_EXERCISE PROMPT_
Start at the line containing "Extract the structured" and transcribe every line exactly through the end of the records below, and only those lines.
**********
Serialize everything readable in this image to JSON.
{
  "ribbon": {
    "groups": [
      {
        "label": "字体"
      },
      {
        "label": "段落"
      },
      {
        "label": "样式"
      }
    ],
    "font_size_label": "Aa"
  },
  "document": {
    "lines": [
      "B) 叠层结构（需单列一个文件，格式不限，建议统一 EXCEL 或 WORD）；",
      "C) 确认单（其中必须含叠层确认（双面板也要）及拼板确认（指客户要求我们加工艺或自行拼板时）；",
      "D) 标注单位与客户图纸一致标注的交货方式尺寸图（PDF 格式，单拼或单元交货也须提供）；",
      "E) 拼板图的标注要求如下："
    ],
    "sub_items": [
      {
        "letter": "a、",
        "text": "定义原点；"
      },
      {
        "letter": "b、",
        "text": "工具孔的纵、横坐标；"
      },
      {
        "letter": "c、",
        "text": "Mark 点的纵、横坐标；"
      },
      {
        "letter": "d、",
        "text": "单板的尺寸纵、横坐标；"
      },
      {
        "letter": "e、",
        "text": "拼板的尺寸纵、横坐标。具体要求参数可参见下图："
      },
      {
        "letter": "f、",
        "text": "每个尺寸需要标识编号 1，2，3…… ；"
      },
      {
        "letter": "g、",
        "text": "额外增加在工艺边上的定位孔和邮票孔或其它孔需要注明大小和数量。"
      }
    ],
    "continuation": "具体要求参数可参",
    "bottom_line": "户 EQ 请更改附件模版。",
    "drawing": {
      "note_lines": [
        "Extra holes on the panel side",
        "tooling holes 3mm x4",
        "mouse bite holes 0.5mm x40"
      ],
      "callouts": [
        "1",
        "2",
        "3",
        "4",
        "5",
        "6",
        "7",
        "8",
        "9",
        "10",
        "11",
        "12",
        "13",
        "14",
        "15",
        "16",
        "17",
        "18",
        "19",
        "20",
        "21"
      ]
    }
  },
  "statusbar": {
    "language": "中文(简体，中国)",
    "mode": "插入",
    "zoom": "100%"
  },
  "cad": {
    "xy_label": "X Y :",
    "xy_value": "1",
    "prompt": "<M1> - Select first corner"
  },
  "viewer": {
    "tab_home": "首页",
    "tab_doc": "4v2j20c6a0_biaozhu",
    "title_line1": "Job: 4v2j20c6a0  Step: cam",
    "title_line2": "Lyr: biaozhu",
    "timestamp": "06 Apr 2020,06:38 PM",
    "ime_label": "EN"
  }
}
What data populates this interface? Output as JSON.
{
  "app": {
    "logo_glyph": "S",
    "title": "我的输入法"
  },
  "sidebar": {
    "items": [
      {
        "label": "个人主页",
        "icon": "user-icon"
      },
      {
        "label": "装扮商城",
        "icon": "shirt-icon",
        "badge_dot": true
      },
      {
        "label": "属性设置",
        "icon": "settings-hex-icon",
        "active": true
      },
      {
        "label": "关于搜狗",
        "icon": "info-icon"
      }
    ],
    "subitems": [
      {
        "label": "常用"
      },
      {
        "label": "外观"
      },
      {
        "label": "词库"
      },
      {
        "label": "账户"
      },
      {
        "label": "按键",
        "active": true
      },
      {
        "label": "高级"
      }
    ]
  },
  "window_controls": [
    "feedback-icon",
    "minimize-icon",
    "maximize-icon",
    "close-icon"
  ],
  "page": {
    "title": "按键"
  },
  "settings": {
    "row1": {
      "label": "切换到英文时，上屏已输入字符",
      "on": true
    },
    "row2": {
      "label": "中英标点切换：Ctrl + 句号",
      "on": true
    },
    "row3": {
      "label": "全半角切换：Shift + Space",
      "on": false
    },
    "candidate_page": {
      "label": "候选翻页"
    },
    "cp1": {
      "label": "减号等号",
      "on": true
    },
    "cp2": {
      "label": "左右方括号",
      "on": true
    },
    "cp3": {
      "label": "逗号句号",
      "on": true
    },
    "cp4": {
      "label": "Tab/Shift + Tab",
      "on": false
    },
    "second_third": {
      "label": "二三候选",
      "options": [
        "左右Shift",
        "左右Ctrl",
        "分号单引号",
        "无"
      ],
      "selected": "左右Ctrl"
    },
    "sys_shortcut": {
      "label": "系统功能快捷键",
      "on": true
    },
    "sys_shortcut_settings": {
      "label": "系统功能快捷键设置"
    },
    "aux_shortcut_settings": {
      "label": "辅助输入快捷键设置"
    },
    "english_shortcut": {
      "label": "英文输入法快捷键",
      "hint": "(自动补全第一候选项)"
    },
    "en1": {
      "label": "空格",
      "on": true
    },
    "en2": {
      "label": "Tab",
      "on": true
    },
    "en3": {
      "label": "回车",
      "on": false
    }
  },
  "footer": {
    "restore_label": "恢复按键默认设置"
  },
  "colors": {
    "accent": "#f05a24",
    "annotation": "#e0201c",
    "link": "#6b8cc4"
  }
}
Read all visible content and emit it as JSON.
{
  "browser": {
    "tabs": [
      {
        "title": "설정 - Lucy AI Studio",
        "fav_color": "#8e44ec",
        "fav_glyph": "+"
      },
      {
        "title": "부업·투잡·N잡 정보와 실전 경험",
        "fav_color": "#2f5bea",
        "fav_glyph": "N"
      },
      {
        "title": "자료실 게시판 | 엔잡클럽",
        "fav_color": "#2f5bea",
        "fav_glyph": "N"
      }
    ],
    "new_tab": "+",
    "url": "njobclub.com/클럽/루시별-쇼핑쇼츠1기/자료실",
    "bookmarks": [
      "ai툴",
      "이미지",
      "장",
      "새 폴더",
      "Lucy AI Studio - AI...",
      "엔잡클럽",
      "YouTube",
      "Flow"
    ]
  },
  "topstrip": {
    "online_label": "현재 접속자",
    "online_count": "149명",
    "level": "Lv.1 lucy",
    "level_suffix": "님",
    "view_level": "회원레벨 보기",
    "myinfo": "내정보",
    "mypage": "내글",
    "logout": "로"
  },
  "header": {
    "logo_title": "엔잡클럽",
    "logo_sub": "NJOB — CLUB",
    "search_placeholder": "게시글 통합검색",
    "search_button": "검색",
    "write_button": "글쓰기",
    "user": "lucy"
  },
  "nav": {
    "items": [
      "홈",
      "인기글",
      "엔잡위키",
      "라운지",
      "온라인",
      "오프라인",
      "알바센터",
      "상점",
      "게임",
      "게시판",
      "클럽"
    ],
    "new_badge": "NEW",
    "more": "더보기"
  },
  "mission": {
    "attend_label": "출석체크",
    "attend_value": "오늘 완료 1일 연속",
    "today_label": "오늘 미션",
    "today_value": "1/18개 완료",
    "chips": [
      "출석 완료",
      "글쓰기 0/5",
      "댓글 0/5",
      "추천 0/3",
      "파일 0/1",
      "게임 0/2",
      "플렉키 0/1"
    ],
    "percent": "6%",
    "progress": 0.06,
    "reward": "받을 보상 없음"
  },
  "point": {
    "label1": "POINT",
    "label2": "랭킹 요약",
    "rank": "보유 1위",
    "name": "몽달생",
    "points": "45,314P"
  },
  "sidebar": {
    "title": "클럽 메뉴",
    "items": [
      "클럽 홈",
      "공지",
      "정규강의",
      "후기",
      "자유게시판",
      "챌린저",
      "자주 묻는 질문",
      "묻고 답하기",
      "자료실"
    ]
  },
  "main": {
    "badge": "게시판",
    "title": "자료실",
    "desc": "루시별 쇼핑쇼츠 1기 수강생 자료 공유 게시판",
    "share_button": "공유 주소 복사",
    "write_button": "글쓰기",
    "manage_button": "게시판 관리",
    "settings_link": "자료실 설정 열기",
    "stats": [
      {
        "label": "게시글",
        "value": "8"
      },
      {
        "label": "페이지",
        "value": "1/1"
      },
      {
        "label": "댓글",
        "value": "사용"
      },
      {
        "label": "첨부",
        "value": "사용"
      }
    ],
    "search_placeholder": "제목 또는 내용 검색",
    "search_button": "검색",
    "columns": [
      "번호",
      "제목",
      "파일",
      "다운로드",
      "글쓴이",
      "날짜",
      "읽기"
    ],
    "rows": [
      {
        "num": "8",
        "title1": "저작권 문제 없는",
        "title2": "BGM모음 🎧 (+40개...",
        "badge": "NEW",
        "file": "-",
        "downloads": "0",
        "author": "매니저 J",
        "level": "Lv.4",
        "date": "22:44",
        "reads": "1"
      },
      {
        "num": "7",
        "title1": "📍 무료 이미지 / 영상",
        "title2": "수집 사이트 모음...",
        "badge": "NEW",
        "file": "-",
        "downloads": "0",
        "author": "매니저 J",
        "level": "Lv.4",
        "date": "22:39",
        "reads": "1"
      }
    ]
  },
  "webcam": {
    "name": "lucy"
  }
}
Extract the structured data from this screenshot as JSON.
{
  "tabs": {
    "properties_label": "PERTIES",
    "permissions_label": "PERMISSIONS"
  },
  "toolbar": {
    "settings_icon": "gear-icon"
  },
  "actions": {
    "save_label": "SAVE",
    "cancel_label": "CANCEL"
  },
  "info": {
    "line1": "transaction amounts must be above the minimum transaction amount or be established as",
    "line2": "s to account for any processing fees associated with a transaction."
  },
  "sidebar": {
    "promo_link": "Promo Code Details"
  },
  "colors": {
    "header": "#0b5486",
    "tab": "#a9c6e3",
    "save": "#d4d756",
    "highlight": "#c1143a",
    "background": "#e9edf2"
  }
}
**********
_RESPONSE TO THE TASK_
Extract the structured data from this screenshot as JSON.
{
  "tabs": {
    "properties_label": "PERTIES",
    "permissions_label": "PERMISSIONS"
  },
  "toolbar": {
    "settings_icon": "gear-icon"
  },
  "actions": {
    "save_label": "SAVE",
    "cancel_label": "CANCEL"
  },
  "info": {
    "line1": "transaction amounts must be above the minimum transaction amount or be established as",
    "line2": "s to account for any processing fees associated with a transaction."
  },
  "sidebar": {
    "promo_link": "Promo Code Details"
  },
  "colors": {
    "header": "#0b5486",
    "tab": "#a9c6e3",
    "save": "#d4d756",
    "highlight": "#c1143a",
    "background": "#e9edf2"
  }
}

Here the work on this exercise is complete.